(Collected data entries)
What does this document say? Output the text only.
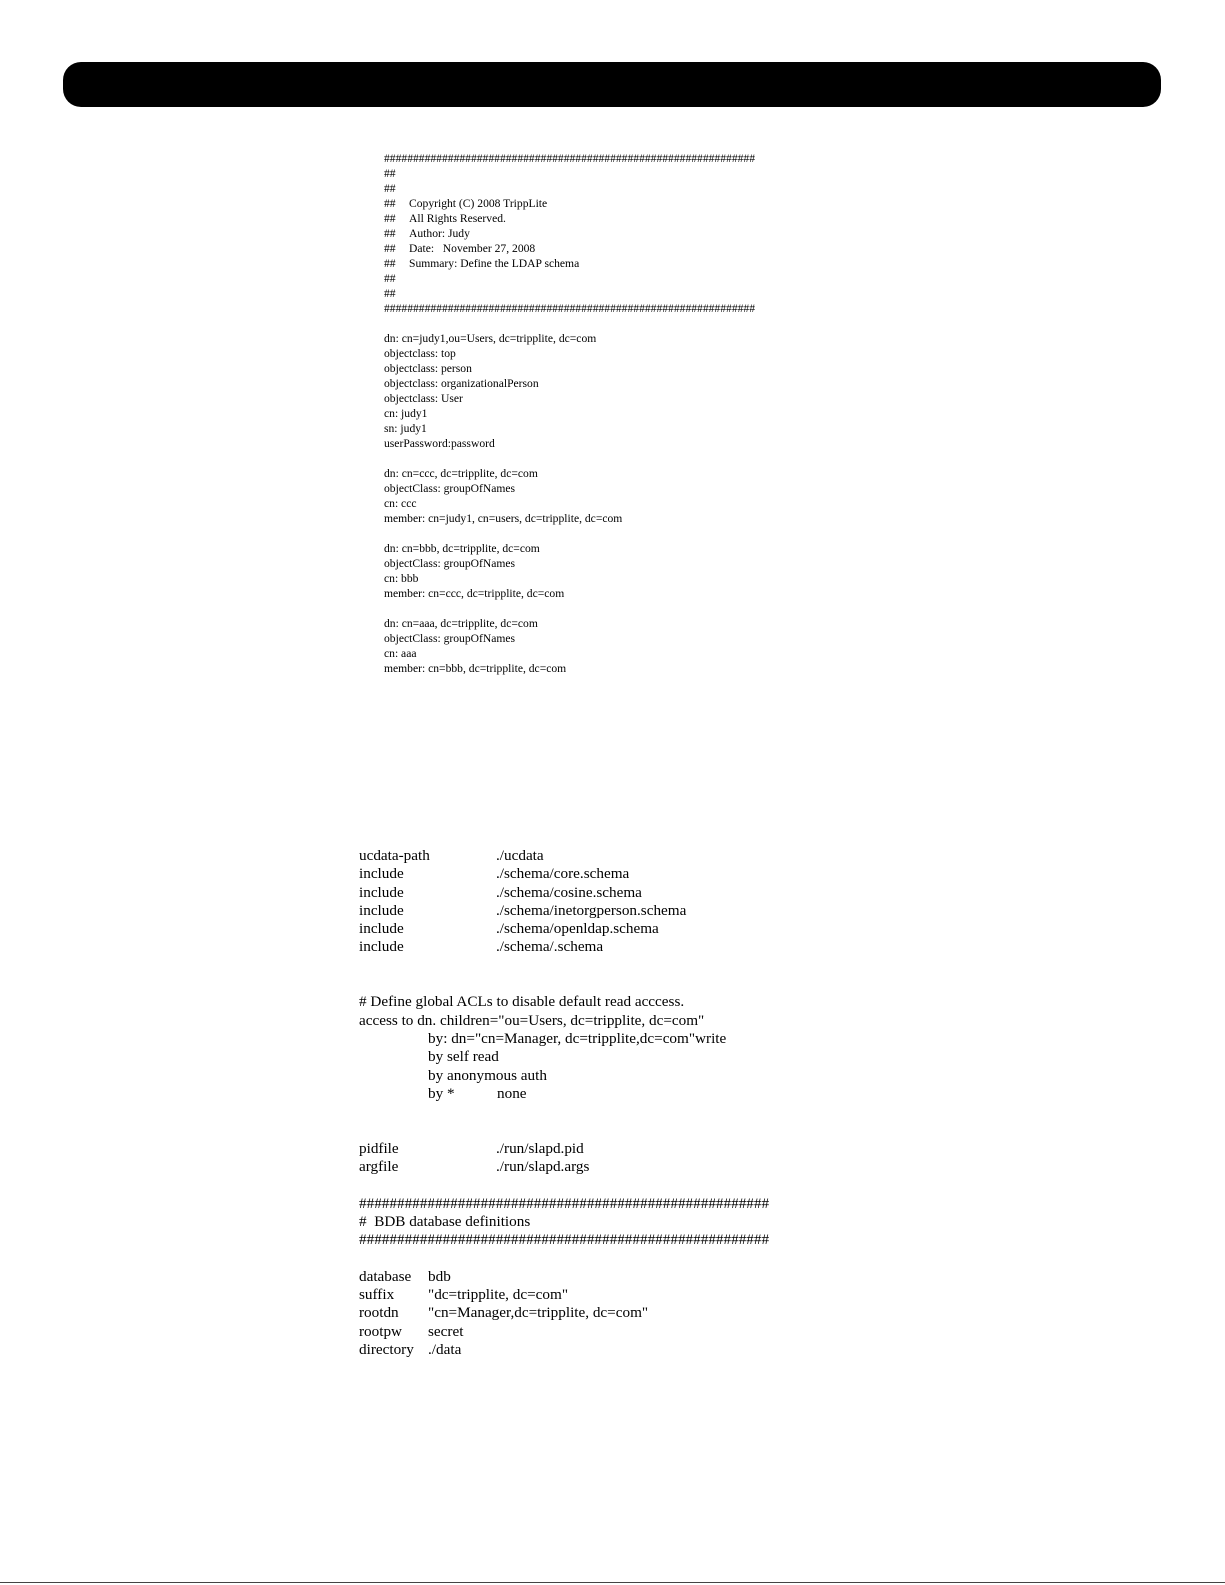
################################################################
##
##
##	Copyright (C) 2008 TrippLite
##	All Rights Reserved.
##	Author: Judy
##	Date:   November 27, 2008
##	Summary: Define the LDAP schema
##
##
################################################################
dn: cn=judy1,ou=Users, dc=tripplite, dc=com
objectclass: top
objectclass: person
objectclass: organizationalPerson
objectclass: User
cn: judy1
sn: judy1
userPassword:password
dn: cn=ccc, dc=tripplite, dc=com
objectClass: groupOfNames
cn: ccc
member: cn=judy1, cn=users, dc=tripplite, dc=com
dn: cn=bbb, dc=tripplite, dc=com
objectClass: groupOfNames
cn: bbb
member: cn=ccc, dc=tripplite, dc=com
dn: cn=aaa, dc=tripplite, dc=com
objectClass: groupOfNames
cn: aaa
member: cn=bbb, dc=tripplite, dc=com
ucdata-path	./ucdata
include	./schema/core.schema
include	./schema/cosine.schema
include	./schema/inetorgperson.schema
include	./schema/openldap.schema
include	./schema/.schema
# Define global ACLs to disable default read acccess.
access to dn. children="ou=Users, dc=tripplite, dc=com"
by: dn="cn=Manager, dc=tripplite,dc=com"write
by self read
by anonymous auth
by *	none
pidfile	./run/slapd.pid
argfile	./run/slapd.args
######################################################
#  BDB database definitions
######################################################
database	bdb
suffix	"dc=tripplite, dc=com"
rootdn	"cn=Manager,dc=tripplite, dc=com"
rootpw	secret
directory ./data
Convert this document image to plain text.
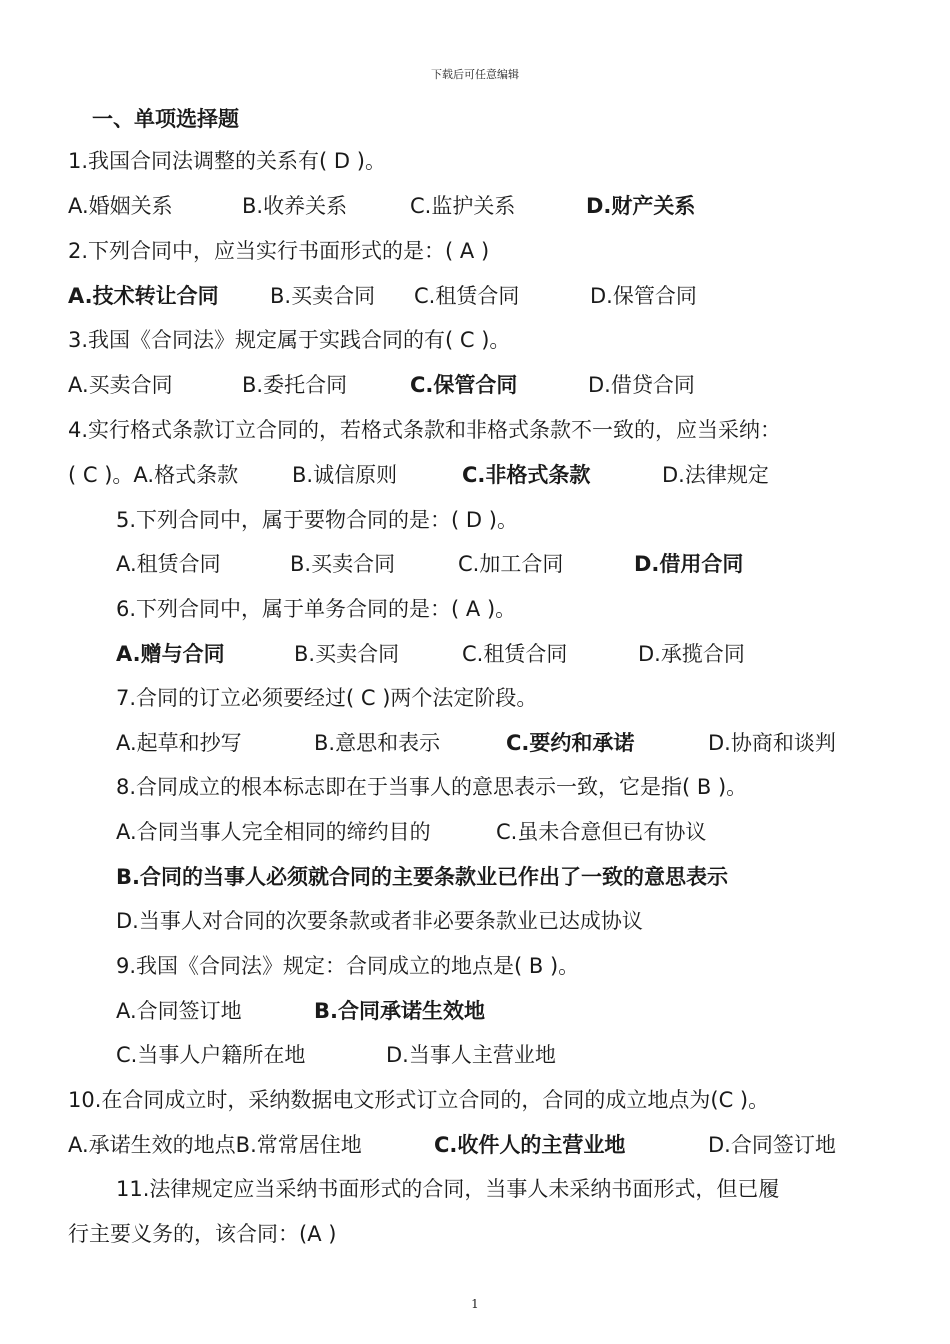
下载后可任意编辑
一、单项选择题
1.我国合同法调整的关系有( D )。
A.婚姻关系	B.收养关系	C.监护关系	D.财产关系
2.下列合同中，应当实行书面形式的是：( A )
A.技术转让合同 B.买卖合同 C.租赁合同	D.保管合同
3.我国《合同法》规定属于实践合同的有( C )。
A.买卖合同	B.委托合同	C.保管合同	D.借贷合同
4.实行格式条款订立合同的，若格式条款和非格式条款不一致的，应当采纳：
( C )。A.格式条款	B.诚信原则	C.非格式条款	D.法律规定
5.下列合同中，属于要物合同的是：( D )。
A.租赁合同	B.买卖合同	C.加工合同	D.借用合同
6.下列合同中，属于单务合同的是：( A )。
A.赠与合同	B.买卖合同	C.租赁合同	D.承揽合同
7.合同的订立必须要经过( C )两个法定阶段。
A.起草和抄写	B.意思和表示	C.要约和承诺	D.协商和谈判
8.合同成立的根本标志即在于当事人的意思表示一致，它是指( B )。
A.合同当事人完全相同的缔约目的	C.虽未合意但已有协议
B.合同的当事人必须就合同的主要条款业已作出了一致的意思表示
D.当事人对合同的次要条款或者非必要条款业已达成协议
9.我国《合同法》规定：合同成立的地点是( B )。
A.合同签订地	B.合同承诺生效地
C.当事人户籍所在地	D.当事人主营业地
10.在合同成立时，采纳数据电文形式订立合同的，合同的成立地点为(C )。
A.承诺生效的地点B.常常居住地	C.收件人的主营业地	D.合同签订地
11.法律规定应当采纳书面形式的合同，当事人未采纳书面形式，但已履
行主要义务的，该合同：(A )
1
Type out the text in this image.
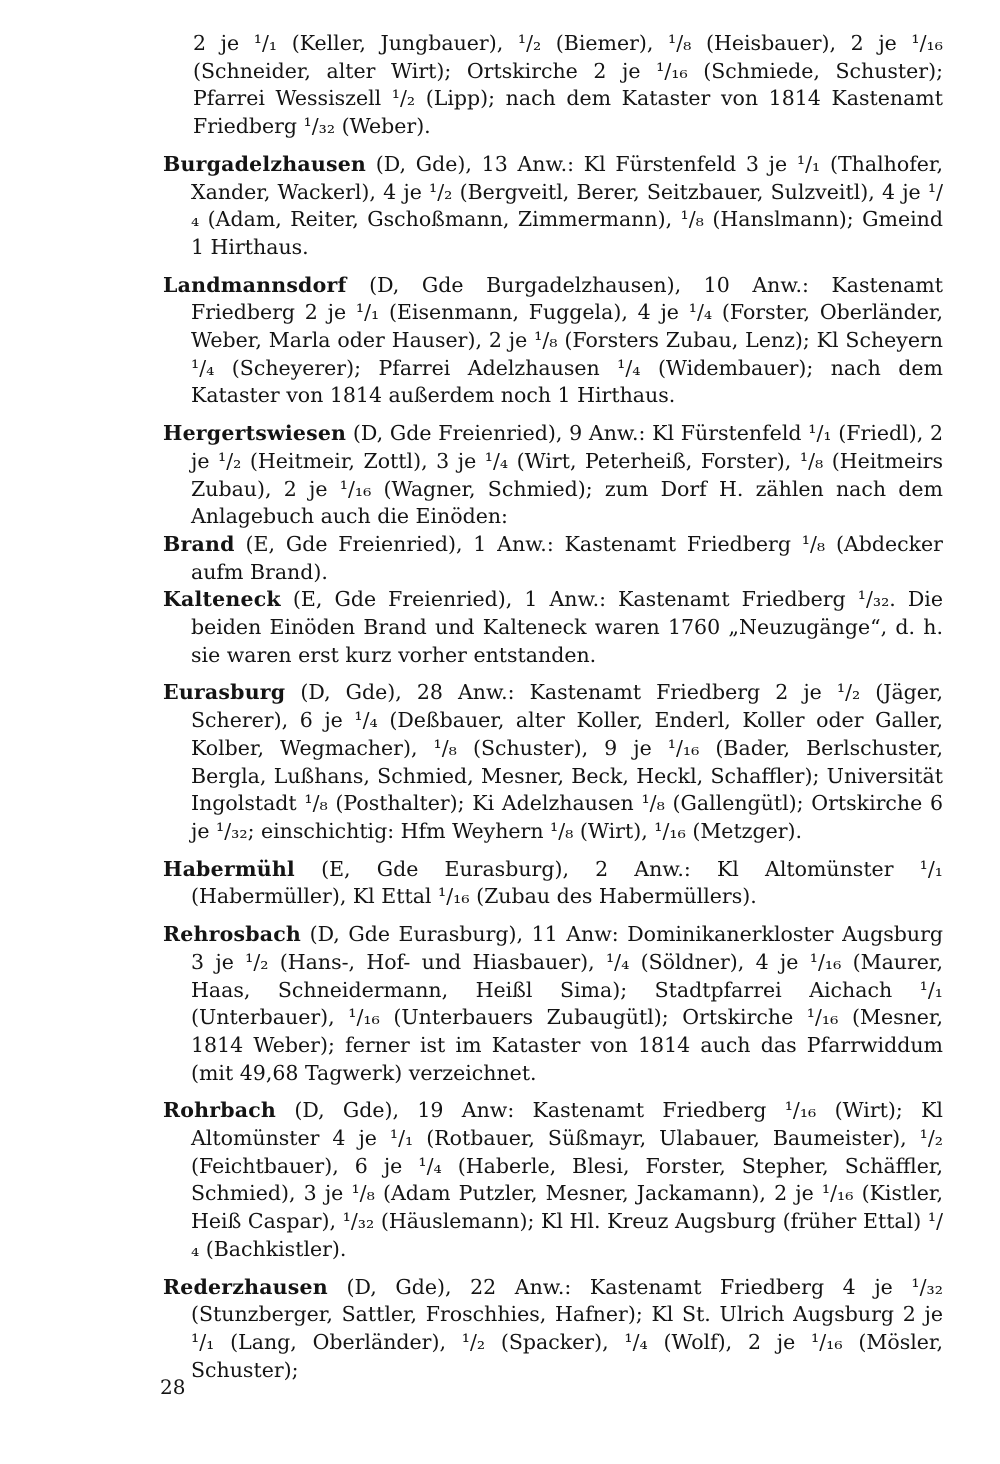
2 je ¹/₁ (Keller, Jungbauer), ¹/₂ (Biemer), ¹/₈ (Heisbauer), 2 je ¹/₁₆ (Schneider, alter Wirt); Ortskirche 2 je ¹/₁₆ (Schmiede, Schuster); Pfarrei Wessiszell ¹/₂ (Lipp); nach dem Kataster von 1814 Kastenamt Friedberg ¹/₃₂ (Weber).

Burgadelzhausen (D, Gde), 13 Anw.: Kl Fürstenfeld 3 je ¹/₁ (Thalhofer, Xander, Wackerl), 4 je ¹/₂ (Bergveitl, Berer, Seitzbauer, Sulzveitl), 4 je ¹/₄ (Adam, Reiter, Gschoßmann, Zimmermann), ¹/₈ (Hanslmann); Gmeind 1 Hirthaus.

Landmannsdorf (D, Gde Burgadelzhausen), 10 Anw.: Kastenamt Friedberg 2 je ¹/₁ (Eisenmann, Fuggela), 4 je ¹/₄ (Forster, Oberländer, Weber, Marla oder Hauser), 2 je ¹/₈ (Forsters Zubau, Lenz); Kl Scheyern ¹/₄ (Scheyerer); Pfarrei Adelzhausen ¹/₄ (Widembauer); nach dem Kataster von 1814 außerdem noch 1 Hirthaus.

Hergertswiesen (D, Gde Freienried), 9 Anw.: Kl Fürstenfeld ¹/₁ (Friedl), 2 je ¹/₂ (Heitmeir, Zottl), 3 je ¹/₄ (Wirt, Peterheiß, Forster), ¹/₈ (Heitmeirs Zubau), 2 je ¹/₁₆ (Wagner, Schmied); zum Dorf H. zählen nach dem Anlagebuch auch die Einöden:

Brand (E, Gde Freienried), 1 Anw.: Kastenamt Friedberg ¹/₈ (Abdecker aufm Brand).

Kalteneck (E, Gde Freienried), 1 Anw.: Kastenamt Friedberg ¹/₃₂. Die beiden Einöden Brand und Kalteneck waren 1760 „Neuzugänge“, d. h. sie waren erst kurz vorher entstanden.

Eurasburg (D, Gde), 28 Anw.: Kastenamt Friedberg 2 je ¹/₂ (Jäger, Scherer), 6 je ¹/₄ (Deßbauer, alter Koller, Enderl, Koller oder Galler, Kolber, Wegmacher), ¹/₈ (Schuster), 9 je ¹/₁₆ (Bader, Berlschuster, Bergla, Lußhans, Schmied, Mesner, Beck, Heckl, Schaffler); Universität Ingolstadt ¹/₈ (Posthalter); Ki Adelzhausen ¹/₈ (Gallengütl); Ortskirche 6 je ¹/₃₂; einschichtig: Hfm Weyhern ¹/₈ (Wirt), ¹/₁₆ (Metzger).

Habermühl (E, Gde Eurasburg), 2 Anw.: Kl Altomünster ¹/₁ (Habermüller), Kl Ettal ¹/₁₆ (Zubau des Habermüllers).

Rehrosbach (D, Gde Eurasburg), 11 Anw: Dominikanerkloster Augsburg 3 je ¹/₂ (Hans-, Hof- und Hiasbauer), ¹/₄ (Söldner), 4 je ¹/₁₆ (Maurer, Haas, Schneidermann, Heißl Sima); Stadtpfarrei Aichach ¹/₁ (Unterbauer), ¹/₁₆ (Unterbauers Zubaugütl); Ortskirche ¹/₁₆ (Mesner, 1814 Weber); ferner ist im Kataster von 1814 auch das Pfarrwiddum (mit 49,68 Tagwerk) verzeichnet.

Rohrbach (D, Gde), 19 Anw: Kastenamt Friedberg ¹/₁₆ (Wirt); Kl Altomünster 4 je ¹/₁ (Rotbauer, Süßmayr, Ulabauer, Baumeister), ¹/₂ (Feichtbauer), 6 je ¹/₄ (Haberle, Blesi, Forster, Stepher, Schäffler, Schmied), 3 je ¹/₈ (Adam Putzler, Mesner, Jackamann), 2 je ¹/₁₆ (Kistler, Heiß Caspar), ¹/₃₂ (Häuslemann); Kl Hl. Kreuz Augsburg (früher Ettal) ¹/₄ (Bachkistler).

Rederzhausen (D, Gde), 22 Anw.: Kastenamt Friedberg 4 je ¹/₃₂ (Stunzberger, Sattler, Froschhies, Hafner); Kl St. Ulrich Augsburg 2 je ¹/₁ (Lang, Oberländer), ¹/₂ (Spacker), ¹/₄ (Wolf), 2 je ¹/₁₆ (Mösler, Schuster);

28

> **THE EXERCISE**:
Find every line in the records that contains the word "Freienried"; copy those lines.

> **ANSWER TO THIS PROBLEM**:
Hergertswiesen (D, Gde Freienried), 9 Anw.: Kl Fürstenfeld ¹/₁ (Friedl), 2 je ¹/₂ (Heitmeir, Zottl), 3 je ¹/₄ (Wirt, Peterheiß, Forster), ¹/₈ (Heitmeirs Zubau), 2 je ¹/₁₆ (Wagner, Schmied); zum Dorf H. zählen nach dem Anlagebuch auch die Einöden:
Brand (E, Gde Freienried), 1 Anw.: Kastenamt Friedberg ¹/₈ (Abdecker aufm Brand).
Kalteneck (E, Gde Freienried), 1 Anw.: Kastenamt Friedberg ¹/₃₂. Die beiden Einöden Brand und Kalteneck waren 1760 „Neuzugänge“, d. h. sie waren erst kurz vorher entstanden.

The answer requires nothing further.